[start]

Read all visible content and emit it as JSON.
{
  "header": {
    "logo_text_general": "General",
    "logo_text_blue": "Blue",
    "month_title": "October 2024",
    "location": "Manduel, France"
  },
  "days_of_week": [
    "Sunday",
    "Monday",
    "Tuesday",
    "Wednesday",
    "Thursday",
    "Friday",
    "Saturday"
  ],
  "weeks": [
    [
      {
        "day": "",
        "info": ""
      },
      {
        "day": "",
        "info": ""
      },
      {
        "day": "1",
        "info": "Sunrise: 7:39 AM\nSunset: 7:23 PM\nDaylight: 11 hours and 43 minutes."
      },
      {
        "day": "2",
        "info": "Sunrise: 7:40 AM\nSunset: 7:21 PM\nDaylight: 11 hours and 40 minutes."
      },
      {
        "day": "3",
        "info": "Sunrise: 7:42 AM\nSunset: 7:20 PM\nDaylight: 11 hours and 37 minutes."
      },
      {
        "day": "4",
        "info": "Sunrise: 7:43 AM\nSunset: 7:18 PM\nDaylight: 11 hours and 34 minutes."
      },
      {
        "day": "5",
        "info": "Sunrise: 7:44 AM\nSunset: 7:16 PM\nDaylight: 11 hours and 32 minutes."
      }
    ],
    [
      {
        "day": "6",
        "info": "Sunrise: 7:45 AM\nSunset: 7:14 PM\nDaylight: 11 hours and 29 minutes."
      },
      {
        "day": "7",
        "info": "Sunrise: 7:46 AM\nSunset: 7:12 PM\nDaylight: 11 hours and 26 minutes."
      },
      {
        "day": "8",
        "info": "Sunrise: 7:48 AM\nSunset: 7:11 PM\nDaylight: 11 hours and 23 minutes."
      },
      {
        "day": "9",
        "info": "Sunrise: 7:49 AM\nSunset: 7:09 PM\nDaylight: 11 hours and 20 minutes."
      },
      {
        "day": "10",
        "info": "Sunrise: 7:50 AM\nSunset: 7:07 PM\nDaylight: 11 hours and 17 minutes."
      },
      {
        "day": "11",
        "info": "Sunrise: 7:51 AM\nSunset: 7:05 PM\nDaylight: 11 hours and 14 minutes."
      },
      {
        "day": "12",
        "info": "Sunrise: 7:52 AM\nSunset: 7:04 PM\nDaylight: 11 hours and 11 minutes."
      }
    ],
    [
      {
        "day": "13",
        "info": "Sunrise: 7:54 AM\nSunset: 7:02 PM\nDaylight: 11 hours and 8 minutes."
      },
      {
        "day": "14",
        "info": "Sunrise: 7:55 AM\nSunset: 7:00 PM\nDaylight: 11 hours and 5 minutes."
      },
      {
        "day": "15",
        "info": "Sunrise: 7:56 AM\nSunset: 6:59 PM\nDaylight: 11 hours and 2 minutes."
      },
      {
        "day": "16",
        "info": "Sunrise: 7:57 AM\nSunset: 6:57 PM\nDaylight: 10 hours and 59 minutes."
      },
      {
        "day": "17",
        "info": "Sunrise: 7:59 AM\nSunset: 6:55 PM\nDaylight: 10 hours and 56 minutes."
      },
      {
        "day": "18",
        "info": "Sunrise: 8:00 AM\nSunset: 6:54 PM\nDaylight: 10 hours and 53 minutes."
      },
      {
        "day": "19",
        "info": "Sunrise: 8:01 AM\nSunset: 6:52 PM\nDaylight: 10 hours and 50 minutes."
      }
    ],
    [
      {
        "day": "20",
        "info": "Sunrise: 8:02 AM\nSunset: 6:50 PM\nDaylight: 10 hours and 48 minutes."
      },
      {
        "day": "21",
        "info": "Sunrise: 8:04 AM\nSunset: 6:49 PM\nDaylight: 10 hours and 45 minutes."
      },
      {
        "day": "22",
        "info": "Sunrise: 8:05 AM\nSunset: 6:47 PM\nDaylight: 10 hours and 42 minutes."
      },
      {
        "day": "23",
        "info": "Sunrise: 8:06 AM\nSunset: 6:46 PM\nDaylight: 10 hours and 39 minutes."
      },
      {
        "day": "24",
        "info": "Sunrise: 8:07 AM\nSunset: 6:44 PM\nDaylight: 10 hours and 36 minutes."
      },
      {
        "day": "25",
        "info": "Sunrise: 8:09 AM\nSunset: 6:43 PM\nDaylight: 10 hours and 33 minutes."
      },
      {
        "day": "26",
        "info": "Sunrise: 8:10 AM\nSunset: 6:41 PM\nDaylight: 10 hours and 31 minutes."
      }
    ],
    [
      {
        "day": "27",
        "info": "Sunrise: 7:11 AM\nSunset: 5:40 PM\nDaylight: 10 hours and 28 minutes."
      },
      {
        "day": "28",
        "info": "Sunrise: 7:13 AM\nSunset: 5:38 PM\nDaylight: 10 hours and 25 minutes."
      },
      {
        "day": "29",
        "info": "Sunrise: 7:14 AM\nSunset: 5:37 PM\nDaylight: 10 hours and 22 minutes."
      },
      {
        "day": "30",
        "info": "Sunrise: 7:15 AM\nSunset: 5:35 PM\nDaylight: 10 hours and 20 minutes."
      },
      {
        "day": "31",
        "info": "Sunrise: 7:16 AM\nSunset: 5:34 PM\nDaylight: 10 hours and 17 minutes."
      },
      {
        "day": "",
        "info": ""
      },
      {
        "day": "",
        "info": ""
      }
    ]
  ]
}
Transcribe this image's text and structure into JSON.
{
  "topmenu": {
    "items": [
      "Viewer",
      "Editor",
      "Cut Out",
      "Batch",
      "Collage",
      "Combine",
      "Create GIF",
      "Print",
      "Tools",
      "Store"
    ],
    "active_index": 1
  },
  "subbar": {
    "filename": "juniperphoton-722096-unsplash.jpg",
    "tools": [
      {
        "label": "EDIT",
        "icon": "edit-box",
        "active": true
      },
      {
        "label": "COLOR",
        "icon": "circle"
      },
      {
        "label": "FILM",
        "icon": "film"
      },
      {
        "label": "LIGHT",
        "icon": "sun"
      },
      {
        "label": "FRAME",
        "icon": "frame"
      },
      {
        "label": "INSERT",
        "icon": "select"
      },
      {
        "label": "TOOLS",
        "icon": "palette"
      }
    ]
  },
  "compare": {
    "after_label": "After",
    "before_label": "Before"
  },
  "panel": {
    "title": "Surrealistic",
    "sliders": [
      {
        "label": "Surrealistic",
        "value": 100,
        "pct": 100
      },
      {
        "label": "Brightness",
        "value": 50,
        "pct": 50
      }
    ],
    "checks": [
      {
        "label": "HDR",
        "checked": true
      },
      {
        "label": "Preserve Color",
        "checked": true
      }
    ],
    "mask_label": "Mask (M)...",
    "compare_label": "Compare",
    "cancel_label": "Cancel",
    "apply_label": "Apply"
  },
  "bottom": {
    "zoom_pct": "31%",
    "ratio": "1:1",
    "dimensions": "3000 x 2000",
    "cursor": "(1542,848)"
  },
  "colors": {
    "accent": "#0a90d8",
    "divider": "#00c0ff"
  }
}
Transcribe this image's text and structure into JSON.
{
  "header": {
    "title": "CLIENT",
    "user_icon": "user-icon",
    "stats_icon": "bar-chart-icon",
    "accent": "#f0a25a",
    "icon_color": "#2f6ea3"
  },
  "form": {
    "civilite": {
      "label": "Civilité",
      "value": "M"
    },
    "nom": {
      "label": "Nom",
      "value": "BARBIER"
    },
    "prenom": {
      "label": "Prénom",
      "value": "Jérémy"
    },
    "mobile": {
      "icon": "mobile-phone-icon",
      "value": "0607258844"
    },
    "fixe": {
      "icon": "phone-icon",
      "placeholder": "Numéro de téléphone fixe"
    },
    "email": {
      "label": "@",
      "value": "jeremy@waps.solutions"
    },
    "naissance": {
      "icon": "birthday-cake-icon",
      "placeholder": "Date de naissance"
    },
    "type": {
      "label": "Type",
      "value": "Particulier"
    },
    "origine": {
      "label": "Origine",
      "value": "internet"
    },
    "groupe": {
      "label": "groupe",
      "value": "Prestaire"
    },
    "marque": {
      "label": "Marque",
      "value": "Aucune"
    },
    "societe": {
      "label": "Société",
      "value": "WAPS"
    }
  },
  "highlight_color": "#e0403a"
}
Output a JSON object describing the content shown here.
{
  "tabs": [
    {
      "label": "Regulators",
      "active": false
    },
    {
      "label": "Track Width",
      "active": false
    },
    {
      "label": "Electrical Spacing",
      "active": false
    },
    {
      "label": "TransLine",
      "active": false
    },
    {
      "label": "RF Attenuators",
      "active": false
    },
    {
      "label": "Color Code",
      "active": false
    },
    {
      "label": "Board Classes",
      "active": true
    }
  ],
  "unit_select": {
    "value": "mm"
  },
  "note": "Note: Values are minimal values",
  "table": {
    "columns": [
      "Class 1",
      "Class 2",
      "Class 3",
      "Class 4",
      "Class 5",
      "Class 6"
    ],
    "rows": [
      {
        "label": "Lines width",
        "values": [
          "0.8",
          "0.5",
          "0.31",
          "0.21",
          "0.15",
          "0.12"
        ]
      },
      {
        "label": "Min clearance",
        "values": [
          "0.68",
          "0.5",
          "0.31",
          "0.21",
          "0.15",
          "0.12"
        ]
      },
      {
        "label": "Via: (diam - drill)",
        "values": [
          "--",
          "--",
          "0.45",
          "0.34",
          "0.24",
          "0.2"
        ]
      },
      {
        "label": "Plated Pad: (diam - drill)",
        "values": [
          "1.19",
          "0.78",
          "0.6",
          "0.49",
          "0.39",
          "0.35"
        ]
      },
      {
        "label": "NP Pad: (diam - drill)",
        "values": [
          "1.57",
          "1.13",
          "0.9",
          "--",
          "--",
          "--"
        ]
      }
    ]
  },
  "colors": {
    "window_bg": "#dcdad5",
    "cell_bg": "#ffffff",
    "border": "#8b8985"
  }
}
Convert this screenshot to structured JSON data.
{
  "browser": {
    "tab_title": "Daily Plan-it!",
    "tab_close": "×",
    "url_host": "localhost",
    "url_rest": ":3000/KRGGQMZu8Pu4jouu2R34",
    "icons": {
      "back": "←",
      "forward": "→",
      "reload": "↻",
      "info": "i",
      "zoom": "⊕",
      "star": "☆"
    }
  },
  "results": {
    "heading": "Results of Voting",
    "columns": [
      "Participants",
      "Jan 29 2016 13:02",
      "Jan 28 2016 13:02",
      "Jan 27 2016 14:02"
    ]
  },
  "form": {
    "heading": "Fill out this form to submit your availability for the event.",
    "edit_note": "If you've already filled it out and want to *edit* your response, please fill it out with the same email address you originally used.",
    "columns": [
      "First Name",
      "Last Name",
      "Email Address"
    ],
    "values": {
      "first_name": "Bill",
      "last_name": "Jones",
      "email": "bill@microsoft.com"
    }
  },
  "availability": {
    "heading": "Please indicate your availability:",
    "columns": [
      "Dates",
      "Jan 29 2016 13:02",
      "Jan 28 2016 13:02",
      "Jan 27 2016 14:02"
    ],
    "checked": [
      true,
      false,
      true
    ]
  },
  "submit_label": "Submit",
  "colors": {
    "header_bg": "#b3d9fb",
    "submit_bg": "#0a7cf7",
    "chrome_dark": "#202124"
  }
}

[end]

TASK BRIEF:
Return all the lines that contain the string "availability".

OUTPUT BELOW:
    "heading": "Fill out this form to submit your availability for the event.",
  "availability": {
    "heading": "Please indicate your availability:",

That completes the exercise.